*Input for this task*.
##############################

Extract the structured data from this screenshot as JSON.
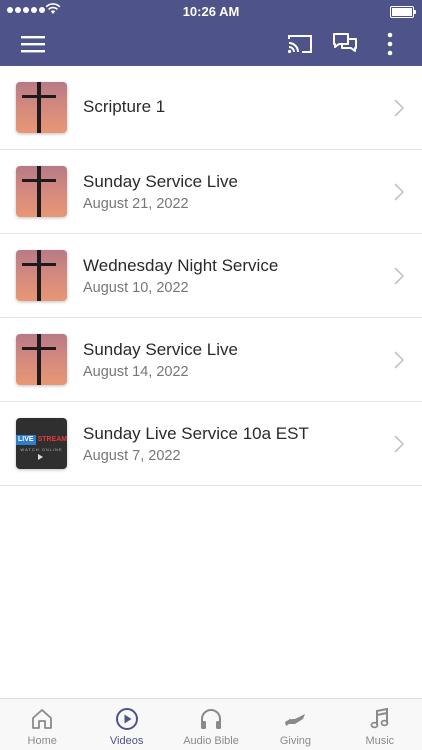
{
  "status": {
    "time": "10:26 AM"
  },
  "colors": {
    "accent": "#4e5389",
    "tab_inactive": "#8a8a8a"
  },
  "appbar": {
    "icons": [
      "menu-icon",
      "cast-icon",
      "chat-icon",
      "more-vertical-icon"
    ]
  },
  "list": {
    "items": [
      {
        "title": "Scripture 1",
        "date": "",
        "thumb": "cross"
      },
      {
        "title": "Sunday Service Live",
        "date": "August 21, 2022",
        "thumb": "cross"
      },
      {
        "title": "Wednesday Night Service",
        "date": "August 10, 2022",
        "thumb": "cross"
      },
      {
        "title": "Sunday Service Live",
        "date": "August 14, 2022",
        "thumb": "cross"
      },
      {
        "title": "Sunday Live Service 10a EST",
        "date": "August 7, 2022",
        "thumb": "livestream"
      }
    ],
    "livestream_thumb": {
      "word1": "LIVE",
      "word2": "STREAM",
      "sub": "WATCH ONLINE"
    }
  },
  "tabs": [
    {
      "label": "Home",
      "icon": "home-icon",
      "active": false
    },
    {
      "label": "Videos",
      "icon": "play-circle-icon",
      "active": true
    },
    {
      "label": "Audio Bible",
      "icon": "headphones-icon",
      "active": false
    },
    {
      "label": "Giving",
      "icon": "giving-hand-icon",
      "active": false
    },
    {
      "label": "Music",
      "icon": "music-note-icon",
      "active": false
    }
  ]
}
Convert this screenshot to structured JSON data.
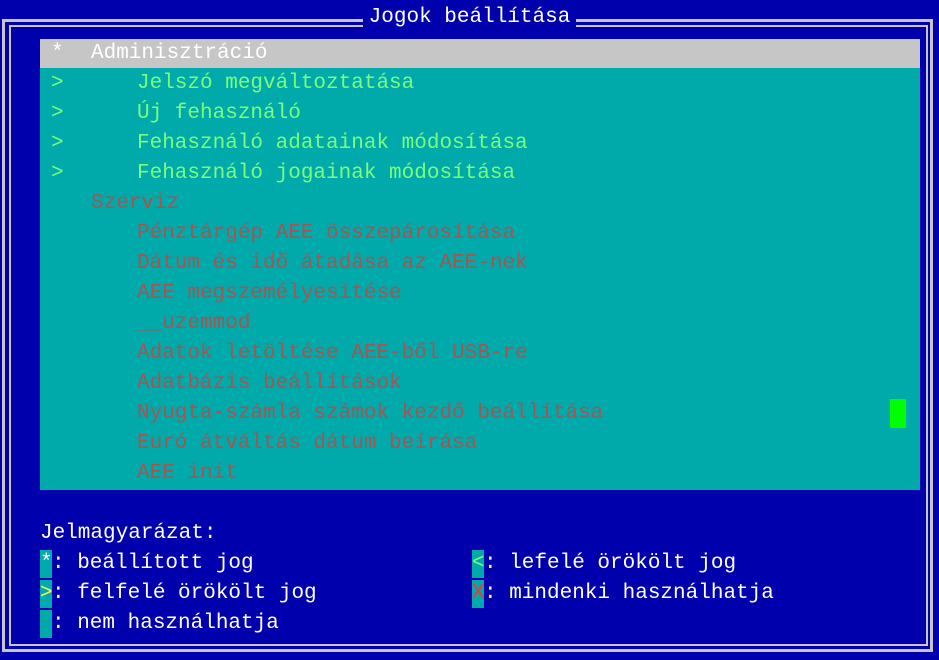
{
  "window": {
    "title": "Jogok beállítása"
  },
  "list": {
    "items": [
      {
        "marker": "*",
        "label": "Adminisztráció",
        "selected": true
      },
      {
        "marker": ">",
        "label": "Jelszó megváltoztatása"
      },
      {
        "marker": ">",
        "label": "Új fehasználó"
      },
      {
        "marker": ">",
        "label": "Fehasználó adatainak módosítása"
      },
      {
        "marker": ">",
        "label": "Fehasználó jogainak módosítása"
      },
      {
        "marker": "",
        "label": "Szerviz"
      },
      {
        "marker": "",
        "label": "Pénztárgép AEE összepárosítása"
      },
      {
        "marker": "",
        "label": "Dátum és idő átadása az AEE-nek"
      },
      {
        "marker": "",
        "label": "AEE megszemélyesítése"
      },
      {
        "marker": "",
        "label": "__uzemmod"
      },
      {
        "marker": "",
        "label": "Adatok letöltése AEE-ből USB-re"
      },
      {
        "marker": "",
        "label": "Adatbázis beállítások"
      },
      {
        "marker": "",
        "label": "Nyugta-számla számok kezdő beállítása"
      },
      {
        "marker": "",
        "label": "Euró átváltás dátum beírása"
      },
      {
        "marker": "",
        "label": "AEE init"
      }
    ]
  },
  "legend": {
    "title": "Jelmagyarázat:",
    "entries": [
      {
        "symbol": "*",
        "text": ": beállított jog"
      },
      {
        "symbol": "<",
        "text": ": lefelé örökölt jog"
      },
      {
        "symbol": ">",
        "text": ": felfelé örökölt jog"
      },
      {
        "symbol": "X",
        "text": ": mindenki használhatja"
      },
      {
        "symbol": "",
        "text": ": nem használhatja"
      }
    ]
  },
  "colors": {
    "background": "#0000ad",
    "panel": "#00aaaa",
    "selected_row": "#c6c6c6",
    "inherited_text": "#7cfc7c",
    "unset_text": "#a85450",
    "cursor": "#00ff00"
  }
}
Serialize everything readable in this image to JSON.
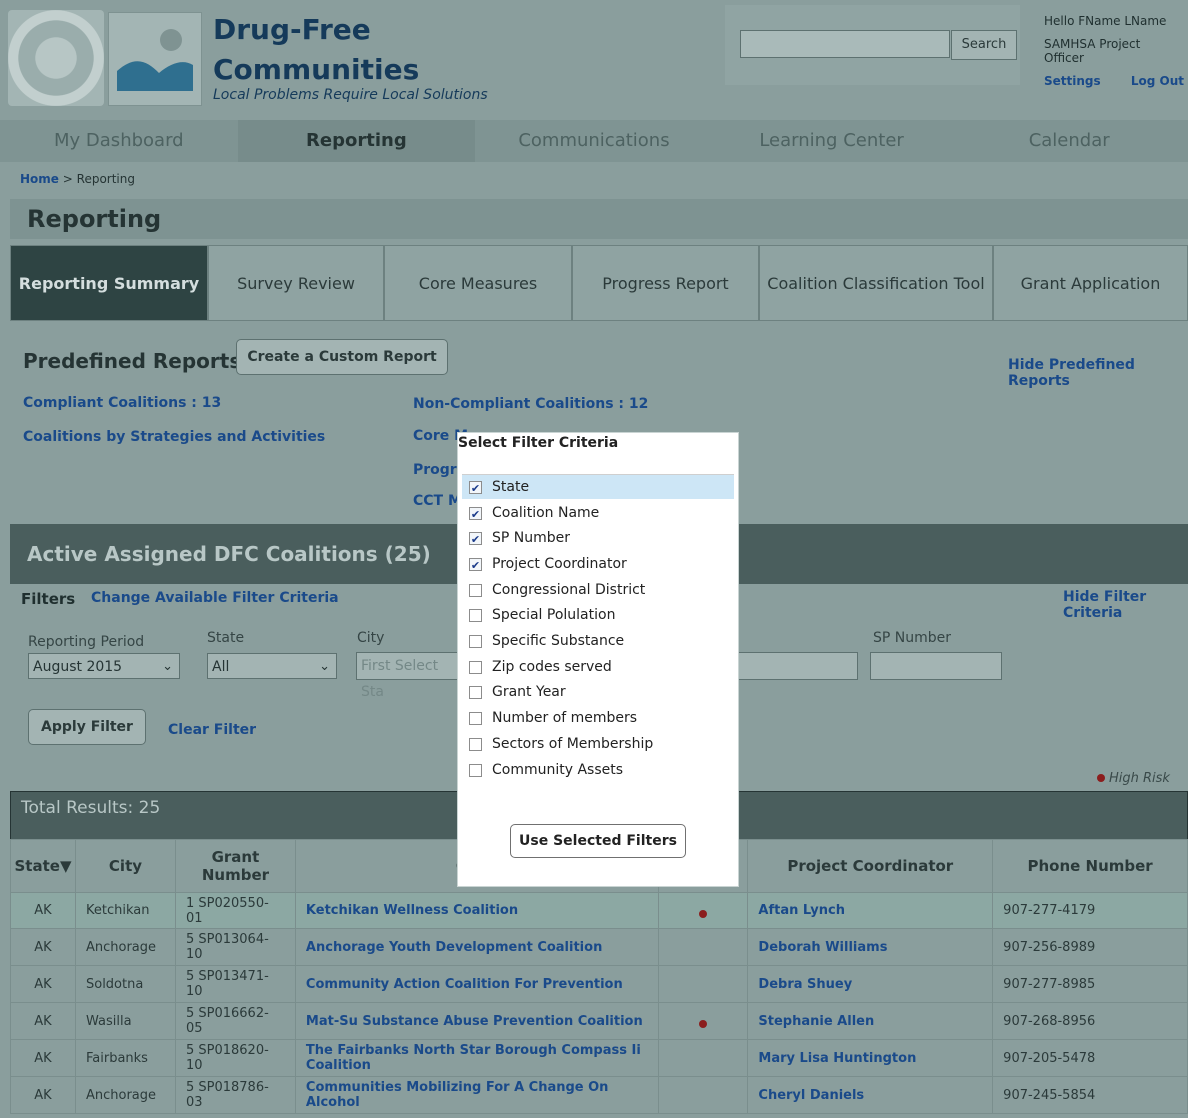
{
  "brand": {
    "title_line1": "Drug-Free",
    "title_line2": "Communities",
    "tagline": "Local Problems Require Local Solutions"
  },
  "search": {
    "button": "Search",
    "value": ""
  },
  "user": {
    "greeting": "Hello FName LName",
    "role": "SAMHSA Project Officer",
    "settings": "Settings",
    "logout": "Log Out"
  },
  "nav": [
    {
      "label": "My Dashboard"
    },
    {
      "label": "Reporting"
    },
    {
      "label": "Communications"
    },
    {
      "label": "Learning Center"
    },
    {
      "label": "Calendar"
    }
  ],
  "breadcrumb": {
    "home": "Home",
    "sep": ">",
    "current": "Reporting"
  },
  "page_title": "Reporting",
  "tabs": [
    {
      "label": "Reporting Summary"
    },
    {
      "label": "Survey Review"
    },
    {
      "label": "Core Measures"
    },
    {
      "label": "Progress Report"
    },
    {
      "label": "Coalition Classification Tool"
    },
    {
      "label": "Grant Application"
    }
  ],
  "predefined": {
    "title": "Predefined Reports",
    "custom_button": "Create a Custom Report",
    "hide_link": "Hide Predefined Reports",
    "left_links": [
      "Compliant Coalitions : 13",
      "Coalitions by Strategies and Activities"
    ],
    "right_links": [
      "Non-Compliant Coalitions : 12",
      "Core M",
      "Progre",
      "CCT M"
    ]
  },
  "active": {
    "title": "Active Assigned DFC Coalitions (25)",
    "filters_label": "Filters",
    "change_filter": "Change Available Filter Criteria",
    "hide_filter": "Hide Filter Criteria",
    "reporting_period_label": "Reporting Period",
    "reporting_period_value": "August 2015",
    "state_label": "State",
    "state_value": "All",
    "city_label": "City",
    "city_placeholder": "First Select Sta",
    "sp_label": "SP Number",
    "apply": "Apply Filter",
    "clear": "Clear Filter",
    "high_risk": "High Risk"
  },
  "results": {
    "title": "Total Results: 25",
    "columns": [
      "State",
      "City",
      "Grant Number",
      "Coali",
      "",
      "Project Coordinator",
      "Phone Number"
    ],
    "rows": [
      {
        "state": "AK",
        "city": "Ketchikan",
        "grant": "1 SP020550-01",
        "coalition": "Ketchikan Wellness Coalition",
        "risk": true,
        "coordinator": "Aftan Lynch",
        "phone": "907-277-4179"
      },
      {
        "state": "AK",
        "city": "Anchorage",
        "grant": "5 SP013064-10",
        "coalition": "Anchorage Youth Development Coalition",
        "risk": false,
        "coordinator": "Deborah Williams",
        "phone": "907-256-8989"
      },
      {
        "state": "AK",
        "city": "Soldotna",
        "grant": "5 SP013471-10",
        "coalition": "Community Action Coalition For Prevention",
        "risk": false,
        "coordinator": "Debra Shuey",
        "phone": "907-277-8985"
      },
      {
        "state": "AK",
        "city": "Wasilla",
        "grant": "5 SP016662-05",
        "coalition": "Mat-Su Substance Abuse Prevention Coalition",
        "risk": true,
        "coordinator": "Stephanie Allen",
        "phone": "907-268-8956"
      },
      {
        "state": "AK",
        "city": "Fairbanks",
        "grant": "5 SP018620-10",
        "coalition": "The Fairbanks North Star Borough Compass Ii Coalition",
        "risk": false,
        "coordinator": "Mary Lisa Huntington",
        "phone": "907-205-5478"
      },
      {
        "state": "AK",
        "city": "Anchorage",
        "grant": "5 SP018786-03",
        "coalition": "Communities Mobilizing For A Change On Alcohol",
        "risk": false,
        "coordinator": "Cheryl Daniels",
        "phone": "907-245-5854"
      }
    ]
  },
  "modal": {
    "title": "Select Filter Criteria",
    "options": [
      {
        "label": "State",
        "checked": true
      },
      {
        "label": "Coalition Name",
        "checked": true
      },
      {
        "label": "SP Number",
        "checked": true
      },
      {
        "label": "Project Coordinator",
        "checked": true
      },
      {
        "label": "Congressional District",
        "checked": false
      },
      {
        "label": "Special Polulation",
        "checked": false
      },
      {
        "label": "Specific Substance",
        "checked": false
      },
      {
        "label": "Zip codes served",
        "checked": false
      },
      {
        "label": "Grant Year",
        "checked": false
      },
      {
        "label": "Number of members",
        "checked": false
      },
      {
        "label": "Sectors of Membership",
        "checked": false
      },
      {
        "label": "Community Assets",
        "checked": false
      }
    ],
    "button": "Use Selected Filters"
  },
  "icons": {
    "sort": "sort-down-icon",
    "dropdown": "chevron-down-icon",
    "checkmark": "check-icon"
  },
  "colors": {
    "link": "#1a4a8a",
    "active_tab": "#2e4443",
    "risk": "#8b1d1d",
    "highlight": "#cde6f6"
  }
}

##############################

*Directions for this task*. Scan the entries above for the word "Filters" and collect each line holding it.

*Response to this exercise*.
    "filters_label": "Filters",
    "button": "Use Selected Filters"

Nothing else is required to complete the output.